══ DATA FOR THE TASK ══
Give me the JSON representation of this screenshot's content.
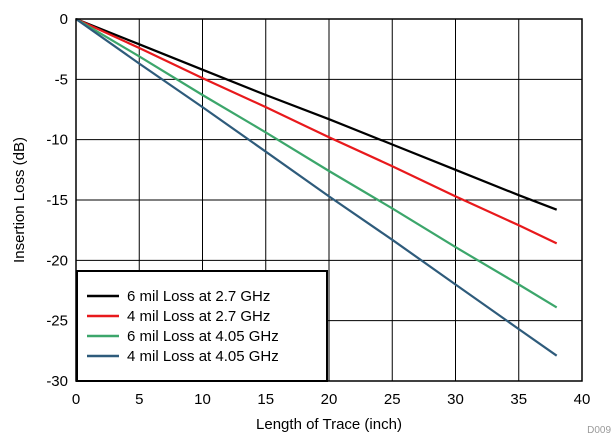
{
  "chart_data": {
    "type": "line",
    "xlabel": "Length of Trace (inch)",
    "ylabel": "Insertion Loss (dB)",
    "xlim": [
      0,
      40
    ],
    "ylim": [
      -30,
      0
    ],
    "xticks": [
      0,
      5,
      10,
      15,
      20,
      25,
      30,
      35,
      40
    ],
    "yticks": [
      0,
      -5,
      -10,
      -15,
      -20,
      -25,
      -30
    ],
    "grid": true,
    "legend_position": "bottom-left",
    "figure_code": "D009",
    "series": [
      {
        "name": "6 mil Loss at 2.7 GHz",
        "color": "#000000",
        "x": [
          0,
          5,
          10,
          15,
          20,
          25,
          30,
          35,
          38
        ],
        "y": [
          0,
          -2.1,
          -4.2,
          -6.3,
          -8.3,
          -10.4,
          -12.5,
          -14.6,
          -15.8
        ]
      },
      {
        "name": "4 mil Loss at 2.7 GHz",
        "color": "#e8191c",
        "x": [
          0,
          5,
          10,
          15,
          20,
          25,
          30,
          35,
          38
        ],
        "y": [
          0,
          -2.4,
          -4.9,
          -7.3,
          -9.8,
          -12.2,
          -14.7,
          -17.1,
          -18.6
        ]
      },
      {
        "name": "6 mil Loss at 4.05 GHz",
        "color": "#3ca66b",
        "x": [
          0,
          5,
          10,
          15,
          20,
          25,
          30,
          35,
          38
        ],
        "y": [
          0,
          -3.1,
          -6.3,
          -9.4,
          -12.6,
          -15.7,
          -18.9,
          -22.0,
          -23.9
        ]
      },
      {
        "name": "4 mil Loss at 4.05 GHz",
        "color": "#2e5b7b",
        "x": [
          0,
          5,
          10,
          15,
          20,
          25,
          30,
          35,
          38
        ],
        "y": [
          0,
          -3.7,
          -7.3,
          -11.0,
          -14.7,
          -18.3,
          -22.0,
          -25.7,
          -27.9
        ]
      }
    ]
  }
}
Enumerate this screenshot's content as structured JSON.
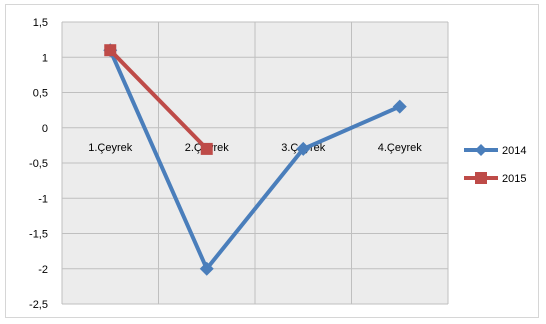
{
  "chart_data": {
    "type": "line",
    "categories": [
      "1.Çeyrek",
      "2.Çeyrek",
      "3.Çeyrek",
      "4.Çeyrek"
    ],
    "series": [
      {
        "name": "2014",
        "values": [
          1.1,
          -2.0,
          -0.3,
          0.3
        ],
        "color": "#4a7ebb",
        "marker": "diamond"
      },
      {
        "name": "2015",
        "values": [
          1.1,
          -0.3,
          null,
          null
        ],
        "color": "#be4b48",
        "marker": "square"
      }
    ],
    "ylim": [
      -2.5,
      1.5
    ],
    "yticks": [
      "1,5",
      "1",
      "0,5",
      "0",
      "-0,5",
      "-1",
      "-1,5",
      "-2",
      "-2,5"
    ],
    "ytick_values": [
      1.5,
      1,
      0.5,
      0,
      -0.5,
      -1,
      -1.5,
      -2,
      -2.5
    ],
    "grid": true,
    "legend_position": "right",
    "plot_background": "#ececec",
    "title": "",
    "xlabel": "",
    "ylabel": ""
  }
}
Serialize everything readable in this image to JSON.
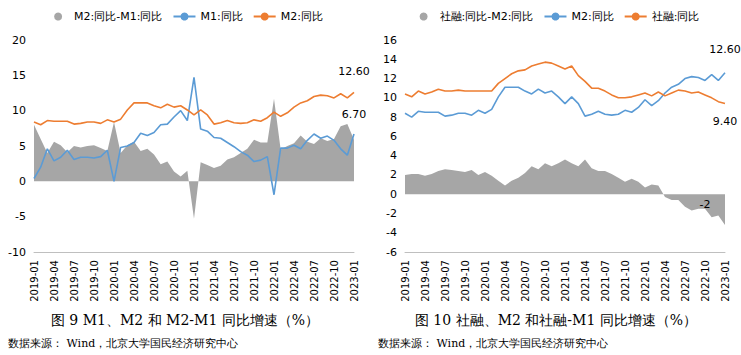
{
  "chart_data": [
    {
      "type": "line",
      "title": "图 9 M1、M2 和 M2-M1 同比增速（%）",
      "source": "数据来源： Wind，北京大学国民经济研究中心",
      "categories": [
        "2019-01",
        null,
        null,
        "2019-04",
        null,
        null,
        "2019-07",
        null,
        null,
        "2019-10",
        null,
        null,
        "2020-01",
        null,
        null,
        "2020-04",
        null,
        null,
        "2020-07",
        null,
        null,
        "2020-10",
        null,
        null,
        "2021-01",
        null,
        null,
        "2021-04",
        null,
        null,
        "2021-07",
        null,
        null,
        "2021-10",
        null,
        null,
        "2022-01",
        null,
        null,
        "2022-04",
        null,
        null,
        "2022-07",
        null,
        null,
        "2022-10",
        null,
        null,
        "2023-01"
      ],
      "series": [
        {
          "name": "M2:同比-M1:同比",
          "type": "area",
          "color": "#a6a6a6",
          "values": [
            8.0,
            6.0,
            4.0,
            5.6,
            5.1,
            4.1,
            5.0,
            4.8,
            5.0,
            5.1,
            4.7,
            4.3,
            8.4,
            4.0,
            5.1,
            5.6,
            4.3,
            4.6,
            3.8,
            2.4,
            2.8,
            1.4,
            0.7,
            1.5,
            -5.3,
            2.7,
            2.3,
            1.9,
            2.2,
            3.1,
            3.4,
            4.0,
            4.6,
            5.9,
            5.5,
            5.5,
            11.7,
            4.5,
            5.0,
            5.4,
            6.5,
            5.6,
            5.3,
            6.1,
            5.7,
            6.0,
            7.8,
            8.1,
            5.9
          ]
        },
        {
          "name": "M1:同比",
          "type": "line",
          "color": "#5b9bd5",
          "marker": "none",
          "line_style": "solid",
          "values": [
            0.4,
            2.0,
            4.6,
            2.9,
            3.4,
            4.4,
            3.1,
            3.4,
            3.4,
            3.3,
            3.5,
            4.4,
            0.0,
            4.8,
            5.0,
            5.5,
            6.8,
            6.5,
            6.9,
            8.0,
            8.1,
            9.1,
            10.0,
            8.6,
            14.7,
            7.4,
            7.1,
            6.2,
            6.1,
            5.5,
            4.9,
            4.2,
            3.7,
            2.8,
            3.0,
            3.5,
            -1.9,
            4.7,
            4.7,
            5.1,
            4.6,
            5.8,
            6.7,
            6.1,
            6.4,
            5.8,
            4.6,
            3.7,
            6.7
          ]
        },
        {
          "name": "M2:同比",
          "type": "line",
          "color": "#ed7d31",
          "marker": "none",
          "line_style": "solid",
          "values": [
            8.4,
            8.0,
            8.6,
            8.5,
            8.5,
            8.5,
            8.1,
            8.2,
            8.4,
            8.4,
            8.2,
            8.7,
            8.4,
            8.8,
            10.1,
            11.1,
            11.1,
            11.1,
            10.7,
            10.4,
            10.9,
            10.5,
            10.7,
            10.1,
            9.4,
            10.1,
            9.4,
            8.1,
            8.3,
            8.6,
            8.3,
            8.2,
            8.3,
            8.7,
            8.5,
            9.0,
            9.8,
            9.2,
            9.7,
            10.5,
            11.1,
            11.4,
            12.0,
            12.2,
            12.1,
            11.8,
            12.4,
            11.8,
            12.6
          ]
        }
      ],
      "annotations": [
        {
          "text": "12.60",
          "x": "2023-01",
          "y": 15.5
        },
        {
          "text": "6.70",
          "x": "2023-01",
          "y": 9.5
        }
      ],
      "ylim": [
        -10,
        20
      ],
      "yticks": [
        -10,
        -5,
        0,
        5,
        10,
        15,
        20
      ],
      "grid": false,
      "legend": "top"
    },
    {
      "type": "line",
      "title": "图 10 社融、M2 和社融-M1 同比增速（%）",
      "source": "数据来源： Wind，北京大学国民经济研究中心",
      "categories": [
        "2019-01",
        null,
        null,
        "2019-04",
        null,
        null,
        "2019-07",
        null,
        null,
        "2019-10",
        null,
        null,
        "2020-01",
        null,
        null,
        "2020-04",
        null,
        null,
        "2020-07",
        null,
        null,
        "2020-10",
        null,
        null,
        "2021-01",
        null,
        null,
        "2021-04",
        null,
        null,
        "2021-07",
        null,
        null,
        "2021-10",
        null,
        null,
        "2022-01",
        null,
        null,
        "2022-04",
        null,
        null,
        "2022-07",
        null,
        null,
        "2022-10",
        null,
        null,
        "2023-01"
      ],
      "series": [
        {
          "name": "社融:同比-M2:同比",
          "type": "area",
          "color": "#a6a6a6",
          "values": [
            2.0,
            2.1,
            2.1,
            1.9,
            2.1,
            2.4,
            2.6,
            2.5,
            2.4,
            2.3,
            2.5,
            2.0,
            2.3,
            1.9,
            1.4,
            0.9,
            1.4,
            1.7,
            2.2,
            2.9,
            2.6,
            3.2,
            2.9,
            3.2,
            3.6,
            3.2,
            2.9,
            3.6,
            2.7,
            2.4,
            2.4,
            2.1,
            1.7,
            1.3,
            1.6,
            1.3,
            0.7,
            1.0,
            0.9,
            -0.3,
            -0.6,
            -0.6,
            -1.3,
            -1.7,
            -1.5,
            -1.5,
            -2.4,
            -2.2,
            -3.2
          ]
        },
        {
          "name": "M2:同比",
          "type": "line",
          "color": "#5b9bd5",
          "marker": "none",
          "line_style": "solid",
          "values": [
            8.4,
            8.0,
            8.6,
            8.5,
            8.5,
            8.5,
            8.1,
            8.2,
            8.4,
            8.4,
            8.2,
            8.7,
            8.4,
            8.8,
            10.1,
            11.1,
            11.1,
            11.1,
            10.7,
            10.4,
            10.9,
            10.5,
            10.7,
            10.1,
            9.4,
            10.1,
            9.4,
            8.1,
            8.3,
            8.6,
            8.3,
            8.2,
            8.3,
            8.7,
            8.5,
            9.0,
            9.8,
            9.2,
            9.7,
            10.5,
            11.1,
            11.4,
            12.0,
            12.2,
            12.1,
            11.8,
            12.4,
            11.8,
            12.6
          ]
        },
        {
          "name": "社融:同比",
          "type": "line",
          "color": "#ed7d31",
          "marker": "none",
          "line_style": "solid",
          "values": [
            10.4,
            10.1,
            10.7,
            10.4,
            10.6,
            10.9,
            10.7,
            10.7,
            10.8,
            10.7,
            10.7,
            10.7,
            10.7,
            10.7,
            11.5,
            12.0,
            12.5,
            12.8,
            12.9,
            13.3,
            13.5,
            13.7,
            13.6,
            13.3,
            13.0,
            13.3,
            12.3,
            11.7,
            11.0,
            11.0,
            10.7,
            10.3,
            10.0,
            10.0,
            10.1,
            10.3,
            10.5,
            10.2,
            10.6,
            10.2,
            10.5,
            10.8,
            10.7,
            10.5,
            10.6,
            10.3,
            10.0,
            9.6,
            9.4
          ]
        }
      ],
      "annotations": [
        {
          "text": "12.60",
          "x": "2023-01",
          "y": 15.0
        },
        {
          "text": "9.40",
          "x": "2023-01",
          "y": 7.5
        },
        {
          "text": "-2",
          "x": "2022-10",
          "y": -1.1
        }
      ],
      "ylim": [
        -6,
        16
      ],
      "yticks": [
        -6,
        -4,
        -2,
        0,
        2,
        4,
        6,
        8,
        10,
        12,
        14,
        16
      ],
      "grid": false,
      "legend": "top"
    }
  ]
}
═══
Copy out every line that includes the word "content".

> [SOLVED EXERCISE]:
Give me the JSON representation of this screenshot's content.
Enumerate this screenshot's content as structured JSON.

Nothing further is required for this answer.